━━━━━ Dataset rows ━━━━━

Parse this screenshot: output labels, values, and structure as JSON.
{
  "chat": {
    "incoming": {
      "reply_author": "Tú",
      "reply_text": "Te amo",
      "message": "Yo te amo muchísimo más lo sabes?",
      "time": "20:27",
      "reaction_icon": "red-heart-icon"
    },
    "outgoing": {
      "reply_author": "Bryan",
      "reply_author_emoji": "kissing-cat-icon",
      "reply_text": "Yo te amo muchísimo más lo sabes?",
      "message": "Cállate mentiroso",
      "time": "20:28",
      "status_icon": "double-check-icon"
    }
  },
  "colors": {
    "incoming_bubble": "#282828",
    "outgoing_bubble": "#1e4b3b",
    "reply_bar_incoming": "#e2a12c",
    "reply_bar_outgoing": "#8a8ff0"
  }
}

━━━━━

Work to be completed: Your task is to output the full set of records exactly as presented.

Response to this exercise:
Parse this screenshot: output labels, values, and structure as JSON.
{
  "chat": {
    "incoming": {
      "reply_author": "Tú",
      "reply_text": "Te amo",
      "message": "Yo te amo muchísimo más lo sabes?",
      "time": "20:27",
      "reaction_icon": "red-heart-icon"
    },
    "outgoing": {
      "reply_author": "Bryan",
      "reply_author_emoji": "kissing-cat-icon",
      "reply_text": "Yo te amo muchísimo más lo sabes?",
      "message": "Cállate mentiroso",
      "time": "20:28",
      "status_icon": "double-check-icon"
    }
  },
  "colors": {
    "incoming_bubble": "#282828",
    "outgoing_bubble": "#1e4b3b",
    "reply_bar_incoming": "#e2a12c",
    "reply_bar_outgoing": "#8a8ff0"
  }
}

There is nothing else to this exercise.